**所给文本**.

━━━

超链接

Hyperlink

Word 允许在文档中任何段落可以出现的地方插入超链接。 实际的超链接元素与 Run 处于同一级别。

超链接可以指向外部资源(例如网站), 也可以是内部链接,指向文档中的另一个位置。 此外,超链接还可以是 mailto: URI, 或者指向可访问的本地文件或网络文件系统中的文件。

超链接的可见文本存储在一个或多个 run 中。 从技术上讲,超链接可以包含零个 run, 但这种情况仅在特定构造的案例中才会发生 (否则将没有可点击的内容)。 与普通文本一样,每个 run 可以有自己独立的文本格式(字体)。 例如,超链接中的某个单词可以加粗等。 默认情况下,Word 会对新插入的超链接应用内置的 Hyperlink 字符样式。 与其他文本一样,由于在不同的“修订保存”编辑会话 (即多次执行 "Save" 命令)中进行的修改, 超链接文本可能会被拆分成多个 run

请注意,超链接中间可能会出现分页符。

HyperlinkParagraph 的子元素,与 Run 处于同一级别。

TODO: 需要确认 URL 编码/解码(如 %20)在超链接中的处理方式(如果有)。

Word allows a hyperlink to be placed in a document wherever a paragraph can appear. The actual hyperlink element is a peer of Run.

The link may be to an external resource such as a web site, or internal, to another location in the document. The link may also be a mailto: URI or a reference to a file on an accessible local or network filesystem.

The visible text of a hyperlink is held in one or more runs. Technically a hyperlink can have zero runs, but this occurs only in contrived cases (otherwise there would be nothing to click on). As usual, each run can have its own distinct text formatting (font), so for example one word in the hyperlink can be bold, etc. By default, Word applies the built-in Hyperlink character style to a newly inserted hyperlink. Like other text, the hyperlink text may often be broken into multiple runs as a result of edits in different "revision-save" editing sessions (between "Save" commands).

Note that rendered page-breaks can occur in the middle of a hyperlink.

A Hyperlink is a child of Paragraph, a peer of Run.

TODO: What about URL-encoding/decoding (like %20) behaviors, if any?

候选协议

Candidate protocol

外部超链接具有一个地址(address)和一个可选的锚点(anchor)。 内部超链接仅包含一个锚点。 锚点在 Web URL 中更准确地称为 URI 片段, 并且位于井号("#")之后。 XML 中不存储片段分隔符 "#" 字符。

━━━

**存储数据**.

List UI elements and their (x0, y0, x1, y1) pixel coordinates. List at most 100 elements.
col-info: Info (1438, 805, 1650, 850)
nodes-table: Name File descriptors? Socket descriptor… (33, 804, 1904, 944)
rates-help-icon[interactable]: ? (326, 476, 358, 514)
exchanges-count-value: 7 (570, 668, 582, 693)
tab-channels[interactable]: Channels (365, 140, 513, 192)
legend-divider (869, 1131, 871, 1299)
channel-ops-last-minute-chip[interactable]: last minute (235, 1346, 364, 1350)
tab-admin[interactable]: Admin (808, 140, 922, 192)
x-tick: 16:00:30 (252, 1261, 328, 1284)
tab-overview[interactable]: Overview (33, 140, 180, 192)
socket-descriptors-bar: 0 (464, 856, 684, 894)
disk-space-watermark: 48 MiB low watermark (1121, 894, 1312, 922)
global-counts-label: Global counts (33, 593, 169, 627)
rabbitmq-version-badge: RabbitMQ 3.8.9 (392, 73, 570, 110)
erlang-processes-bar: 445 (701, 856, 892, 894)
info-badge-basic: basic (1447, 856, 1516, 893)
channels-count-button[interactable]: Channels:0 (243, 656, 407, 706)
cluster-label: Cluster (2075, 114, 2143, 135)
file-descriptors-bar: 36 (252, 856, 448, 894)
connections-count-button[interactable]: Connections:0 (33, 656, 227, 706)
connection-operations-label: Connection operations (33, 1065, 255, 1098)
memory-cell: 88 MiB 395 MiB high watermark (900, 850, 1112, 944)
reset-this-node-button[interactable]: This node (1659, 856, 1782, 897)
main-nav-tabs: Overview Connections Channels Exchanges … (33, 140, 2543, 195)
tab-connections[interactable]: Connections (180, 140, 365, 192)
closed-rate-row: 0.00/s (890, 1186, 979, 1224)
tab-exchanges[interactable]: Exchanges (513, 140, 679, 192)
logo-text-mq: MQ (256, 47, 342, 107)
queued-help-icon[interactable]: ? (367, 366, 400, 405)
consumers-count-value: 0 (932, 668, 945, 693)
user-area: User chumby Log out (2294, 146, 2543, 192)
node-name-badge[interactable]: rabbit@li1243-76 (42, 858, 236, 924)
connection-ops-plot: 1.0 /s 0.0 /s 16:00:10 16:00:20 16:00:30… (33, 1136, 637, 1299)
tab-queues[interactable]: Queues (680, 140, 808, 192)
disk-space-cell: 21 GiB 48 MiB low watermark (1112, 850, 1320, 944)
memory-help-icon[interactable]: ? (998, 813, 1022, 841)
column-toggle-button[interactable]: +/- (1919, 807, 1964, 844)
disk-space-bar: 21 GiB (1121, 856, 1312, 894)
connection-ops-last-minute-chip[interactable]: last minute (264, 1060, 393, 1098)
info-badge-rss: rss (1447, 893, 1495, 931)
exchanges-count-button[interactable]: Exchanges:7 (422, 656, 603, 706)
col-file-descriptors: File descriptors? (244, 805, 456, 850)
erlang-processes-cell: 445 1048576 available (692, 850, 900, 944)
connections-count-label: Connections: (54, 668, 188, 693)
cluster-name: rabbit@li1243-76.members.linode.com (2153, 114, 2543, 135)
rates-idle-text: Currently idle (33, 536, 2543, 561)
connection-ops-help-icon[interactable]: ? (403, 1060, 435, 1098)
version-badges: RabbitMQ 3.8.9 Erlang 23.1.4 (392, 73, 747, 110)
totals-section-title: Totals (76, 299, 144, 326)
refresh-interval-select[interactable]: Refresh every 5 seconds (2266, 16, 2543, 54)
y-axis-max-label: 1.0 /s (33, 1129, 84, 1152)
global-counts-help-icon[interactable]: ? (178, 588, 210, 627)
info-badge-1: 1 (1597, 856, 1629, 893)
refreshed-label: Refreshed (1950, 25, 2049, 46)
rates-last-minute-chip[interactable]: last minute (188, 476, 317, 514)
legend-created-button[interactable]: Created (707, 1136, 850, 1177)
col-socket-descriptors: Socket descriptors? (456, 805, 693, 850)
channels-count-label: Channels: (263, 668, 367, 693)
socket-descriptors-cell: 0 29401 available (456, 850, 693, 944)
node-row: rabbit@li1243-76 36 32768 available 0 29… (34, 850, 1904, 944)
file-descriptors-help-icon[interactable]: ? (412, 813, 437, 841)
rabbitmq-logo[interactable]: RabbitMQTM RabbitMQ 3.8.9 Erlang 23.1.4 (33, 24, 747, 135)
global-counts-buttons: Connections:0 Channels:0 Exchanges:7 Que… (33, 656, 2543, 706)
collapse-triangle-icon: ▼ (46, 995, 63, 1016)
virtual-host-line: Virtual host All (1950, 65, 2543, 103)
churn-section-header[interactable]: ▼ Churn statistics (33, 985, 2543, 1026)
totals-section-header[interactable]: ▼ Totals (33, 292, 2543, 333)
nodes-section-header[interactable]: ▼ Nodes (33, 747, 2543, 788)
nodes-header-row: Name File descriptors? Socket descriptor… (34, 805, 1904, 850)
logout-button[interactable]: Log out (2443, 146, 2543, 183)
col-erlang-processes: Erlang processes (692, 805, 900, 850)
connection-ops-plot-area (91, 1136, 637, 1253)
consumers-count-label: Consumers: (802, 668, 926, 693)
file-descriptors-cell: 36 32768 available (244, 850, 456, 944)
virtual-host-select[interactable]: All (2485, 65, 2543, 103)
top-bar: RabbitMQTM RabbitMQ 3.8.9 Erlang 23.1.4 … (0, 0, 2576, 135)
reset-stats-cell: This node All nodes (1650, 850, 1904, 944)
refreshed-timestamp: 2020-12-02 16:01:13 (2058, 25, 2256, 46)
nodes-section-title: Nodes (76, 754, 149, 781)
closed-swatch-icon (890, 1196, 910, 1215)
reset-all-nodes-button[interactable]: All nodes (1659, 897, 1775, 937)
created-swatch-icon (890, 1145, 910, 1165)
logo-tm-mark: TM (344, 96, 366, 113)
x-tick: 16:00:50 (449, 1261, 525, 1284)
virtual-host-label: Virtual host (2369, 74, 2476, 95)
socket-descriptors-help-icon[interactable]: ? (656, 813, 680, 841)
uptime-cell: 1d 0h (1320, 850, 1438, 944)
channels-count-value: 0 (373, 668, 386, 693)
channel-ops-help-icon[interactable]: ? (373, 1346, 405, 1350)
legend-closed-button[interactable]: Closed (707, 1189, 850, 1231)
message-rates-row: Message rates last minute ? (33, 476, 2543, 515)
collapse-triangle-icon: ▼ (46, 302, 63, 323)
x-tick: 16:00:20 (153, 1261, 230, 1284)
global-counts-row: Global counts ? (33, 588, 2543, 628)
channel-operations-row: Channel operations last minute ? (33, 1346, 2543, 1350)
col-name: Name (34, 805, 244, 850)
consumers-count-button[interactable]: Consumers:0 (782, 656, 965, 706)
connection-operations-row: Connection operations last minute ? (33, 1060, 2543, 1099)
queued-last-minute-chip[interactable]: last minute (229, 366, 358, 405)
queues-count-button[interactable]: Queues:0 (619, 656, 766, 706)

━━━

**练习任务**. 将超链接文本中从“超链接可以指向外部资源(例如网站), 也可以是内部链接,指向文档中的另一个位置。 此外,超链接还可以是”起、到“or network filesystem.”为止（含该处）的部分重新写出，并把其中的“超链接”替换为“超级链接”。 这些记录取自另一来源。

**书面解答**.
超级链接可以指向外部资源(例如网站), 也可以是内部链接,指向文档中的另一个位置。 此外,超级链接还可以是 mailto: URI, 或者指向可访问的本地文件或网络文件系统中的文件。

超级链接的可见文本存储在一个或多个 run 中。 从技术上讲,超级链接可以包含零个 run, 但这种情况仅在特定构造的案例中才会发生 (否则将没有可点击的内容)。 与普通文本一样,每个 run 可以有自己独立的文本格式(字体)。 例如,超级链接中的某个单词可以加粗等。 默认情况下,Word 会对新插入的超级链接应用内置的 Hyperlink 字符样式。 与其他文本一样,由于在不同的“修订保存”编辑会话 (即多次执行 "Save" 命令)中进行的修改, 超级链接文本可能会被拆分成多个 run

请注意,超级链接中间可能会出现分页符。

HyperlinkParagraph 的子元素,与 Run 处于同一级别。

TODO: 需要确认 URL 编码/解码(如 %20)在超级链接中的处理方式(如果有)。

Word allows a hyperlink to be placed in a document wherever a paragraph can appear. The actual hyperlink element is a peer of Run.

The link may be to an external resource such as a web site, or internal, to another location in the document. The link may also be a mailto: URI or a reference to a file on an accessible local or network filesystem.